THE EXERCISE —
Restate the full set of records exactly, without adding or dropping a word.

* Begin DATA PROVIDED *

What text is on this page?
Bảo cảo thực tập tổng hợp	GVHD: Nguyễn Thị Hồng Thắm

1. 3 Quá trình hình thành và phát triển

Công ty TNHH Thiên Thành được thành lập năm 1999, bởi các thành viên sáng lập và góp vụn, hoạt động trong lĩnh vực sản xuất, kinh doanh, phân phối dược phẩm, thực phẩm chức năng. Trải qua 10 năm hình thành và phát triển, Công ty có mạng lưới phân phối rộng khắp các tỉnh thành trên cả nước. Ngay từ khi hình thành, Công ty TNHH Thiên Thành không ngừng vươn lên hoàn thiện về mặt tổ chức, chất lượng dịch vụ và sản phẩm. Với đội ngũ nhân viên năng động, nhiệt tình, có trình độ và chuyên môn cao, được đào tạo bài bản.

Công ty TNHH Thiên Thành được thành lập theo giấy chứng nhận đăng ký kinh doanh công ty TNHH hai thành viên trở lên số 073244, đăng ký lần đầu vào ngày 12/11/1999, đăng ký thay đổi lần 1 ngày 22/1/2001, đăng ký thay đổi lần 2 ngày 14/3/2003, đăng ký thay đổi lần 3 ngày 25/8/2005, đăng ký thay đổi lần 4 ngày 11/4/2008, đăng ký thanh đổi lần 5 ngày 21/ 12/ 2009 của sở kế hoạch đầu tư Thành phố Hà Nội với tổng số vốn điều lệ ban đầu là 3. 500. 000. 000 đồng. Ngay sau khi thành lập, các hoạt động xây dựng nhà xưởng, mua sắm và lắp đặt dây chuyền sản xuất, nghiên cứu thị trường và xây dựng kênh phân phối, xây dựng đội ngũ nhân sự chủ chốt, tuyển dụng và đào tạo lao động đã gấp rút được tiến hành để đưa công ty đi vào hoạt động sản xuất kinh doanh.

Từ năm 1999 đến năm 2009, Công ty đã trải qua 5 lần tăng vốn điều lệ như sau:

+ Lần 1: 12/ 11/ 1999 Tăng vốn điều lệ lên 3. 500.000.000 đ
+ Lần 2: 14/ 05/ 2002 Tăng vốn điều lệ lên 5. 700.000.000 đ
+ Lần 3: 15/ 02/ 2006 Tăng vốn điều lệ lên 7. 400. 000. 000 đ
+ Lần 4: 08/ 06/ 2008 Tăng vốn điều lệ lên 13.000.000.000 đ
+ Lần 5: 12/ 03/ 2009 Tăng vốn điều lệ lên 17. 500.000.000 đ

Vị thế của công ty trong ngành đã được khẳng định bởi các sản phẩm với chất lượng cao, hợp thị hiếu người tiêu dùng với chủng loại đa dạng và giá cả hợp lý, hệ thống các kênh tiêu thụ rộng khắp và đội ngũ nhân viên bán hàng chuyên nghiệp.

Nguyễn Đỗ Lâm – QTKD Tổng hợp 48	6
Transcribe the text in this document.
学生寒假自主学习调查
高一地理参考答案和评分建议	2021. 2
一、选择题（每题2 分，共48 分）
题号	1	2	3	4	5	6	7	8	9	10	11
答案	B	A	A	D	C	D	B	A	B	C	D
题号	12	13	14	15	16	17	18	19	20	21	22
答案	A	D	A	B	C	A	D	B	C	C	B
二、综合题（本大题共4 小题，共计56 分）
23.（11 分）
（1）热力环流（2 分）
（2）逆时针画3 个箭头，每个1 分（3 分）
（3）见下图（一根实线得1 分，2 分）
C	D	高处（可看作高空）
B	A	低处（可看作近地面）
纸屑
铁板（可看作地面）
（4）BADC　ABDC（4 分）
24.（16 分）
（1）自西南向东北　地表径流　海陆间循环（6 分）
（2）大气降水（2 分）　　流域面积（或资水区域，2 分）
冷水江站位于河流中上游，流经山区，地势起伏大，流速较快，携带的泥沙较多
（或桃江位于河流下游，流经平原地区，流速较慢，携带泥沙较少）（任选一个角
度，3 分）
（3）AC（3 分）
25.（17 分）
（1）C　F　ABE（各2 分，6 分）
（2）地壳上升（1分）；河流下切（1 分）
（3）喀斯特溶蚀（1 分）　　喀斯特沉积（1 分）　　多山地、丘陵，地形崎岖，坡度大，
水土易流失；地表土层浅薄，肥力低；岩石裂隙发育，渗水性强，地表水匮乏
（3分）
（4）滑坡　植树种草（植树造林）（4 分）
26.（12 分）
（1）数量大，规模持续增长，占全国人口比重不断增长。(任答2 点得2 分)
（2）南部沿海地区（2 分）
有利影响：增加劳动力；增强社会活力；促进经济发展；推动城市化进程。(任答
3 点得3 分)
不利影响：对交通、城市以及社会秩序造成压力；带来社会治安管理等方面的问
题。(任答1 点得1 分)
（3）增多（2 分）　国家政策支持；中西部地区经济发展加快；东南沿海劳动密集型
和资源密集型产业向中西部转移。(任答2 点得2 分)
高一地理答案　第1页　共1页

* End DATA PROVIDED *

TASK RESPONSE —
What text is on this page?
Bảo cảo thực tập tổng hợp	GVHD: Nguyễn Thị Hồng Thắm

1. 3 Quá trình hình thành và phát triển

Công ty TNHH Thiên Thành được thành lập năm 1999, bởi các thành viên sáng lập và góp vụn, hoạt động trong lĩnh vực sản xuất, kinh doanh, phân phối dược phẩm, thực phẩm chức năng. Trải qua 10 năm hình thành và phát triển, Công ty có mạng lưới phân phối rộng khắp các tỉnh thành trên cả nước. Ngay từ khi hình thành, Công ty TNHH Thiên Thành không ngừng vươn lên hoàn thiện về mặt tổ chức, chất lượng dịch vụ và sản phẩm. Với đội ngũ nhân viên năng động, nhiệt tình, có trình độ và chuyên môn cao, được đào tạo bài bản.

Công ty TNHH Thiên Thành được thành lập theo giấy chứng nhận đăng ký kinh doanh công ty TNHH hai thành viên trở lên số 073244, đăng ký lần đầu vào ngày 12/11/1999, đăng ký thay đổi lần 1 ngày 22/1/2001, đăng ký thay đổi lần 2 ngày 14/3/2003, đăng ký thay đổi lần 3 ngày 25/8/2005, đăng ký thay đổi lần 4 ngày 11/4/2008, đăng ký thanh đổi lần 5 ngày 21/ 12/ 2009 của sở kế hoạch đầu tư Thành phố Hà Nội với tổng số vốn điều lệ ban đầu là 3. 500. 000. 000 đồng. Ngay sau khi thành lập, các hoạt động xây dựng nhà xưởng, mua sắm và lắp đặt dây chuyền sản xuất, nghiên cứu thị trường và xây dựng kênh phân phối, xây dựng đội ngũ nhân sự chủ chốt, tuyển dụng và đào tạo lao động đã gấp rút được tiến hành để đưa công ty đi vào hoạt động sản xuất kinh doanh.

Từ năm 1999 đến năm 2009, Công ty đã trải qua 5 lần tăng vốn điều lệ như sau:

+ Lần 1: 12/ 11/ 1999 Tăng vốn điều lệ lên 3. 500.000.000 đ
+ Lần 2: 14/ 05/ 2002 Tăng vốn điều lệ lên 5. 700.000.000 đ
+ Lần 3: 15/ 02/ 2006 Tăng vốn điều lệ lên 7. 400. 000. 000 đ
+ Lần 4: 08/ 06/ 2008 Tăng vốn điều lệ lên 13.000.000.000 đ
+ Lần 5: 12/ 03/ 2009 Tăng vốn điều lệ lên 17. 500.000.000 đ

Vị thế của công ty trong ngành đã được khẳng định bởi các sản phẩm với chất lượng cao, hợp thị hiếu người tiêu dùng với chủng loại đa dạng và giá cả hợp lý, hệ thống các kênh tiêu thụ rộng khắp và đội ngũ nhân viên bán hàng chuyên nghiệp.

Nguyễn Đỗ Lâm – QTKD Tổng hợp 48	6
Transcribe the text in this document.
学生寒假自主学习调查
高一地理参考答案和评分建议	2021. 2
一、选择题（每题2 分，共48 分）
题号	1	2	3	4	5	6	7	8	9	10	11
答案	B	A	A	D	C	D	B	A	B	C	D
题号	12	13	14	15	16	17	18	19	20	21	22
答案	A	D	A	B	C	A	D	B	C	C	B
二、综合题（本大题共4 小题，共计56 分）
23.（11 分）
（1）热力环流（2 分）
（2）逆时针画3 个箭头，每个1 分（3 分）
（3）见下图（一根实线得1 分，2 分）
C	D	高处（可看作高空）
B	A	低处（可看作近地面）
纸屑
铁板（可看作地面）
（4）BADC　ABDC（4 分）
24.（16 分）
（1）自西南向东北　地表径流　海陆间循环（6 分）
（2）大气降水（2 分）　　流域面积（或资水区域，2 分）
冷水江站位于河流中上游，流经山区，地势起伏大，流速较快，携带的泥沙较多
（或桃江位于河流下游，流经平原地区，流速较慢，携带泥沙较少）（任选一个角
度，3 分）
（3）AC（3 分）
25.（17 分）
（1）C　F　ABE（各2 分，6 分）
（2）地壳上升（1分）；河流下切（1 分）
（3）喀斯特溶蚀（1 分）　　喀斯特沉积（1 分）　　多山地、丘陵，地形崎岖，坡度大，
水土易流失；地表土层浅薄，肥力低；岩石裂隙发育，渗水性强，地表水匮乏
（3分）
（4）滑坡　植树种草（植树造林）（4 分）
26.（12 分）
（1）数量大，规模持续增长，占全国人口比重不断增长。(任答2 点得2 分)
（2）南部沿海地区（2 分）
有利影响：增加劳动力；增强社会活力；促进经济发展；推动城市化进程。(任答
3 点得3 分)
不利影响：对交通、城市以及社会秩序造成压力；带来社会治安管理等方面的问
题。(任答1 点得1 分)
（3）增多（2 分）　国家政策支持；中西部地区经济发展加快；东南沿海劳动密集型
和资源密集型产业向中西部转移。(任答2 点得2 分)
高一地理答案　第1页　共1页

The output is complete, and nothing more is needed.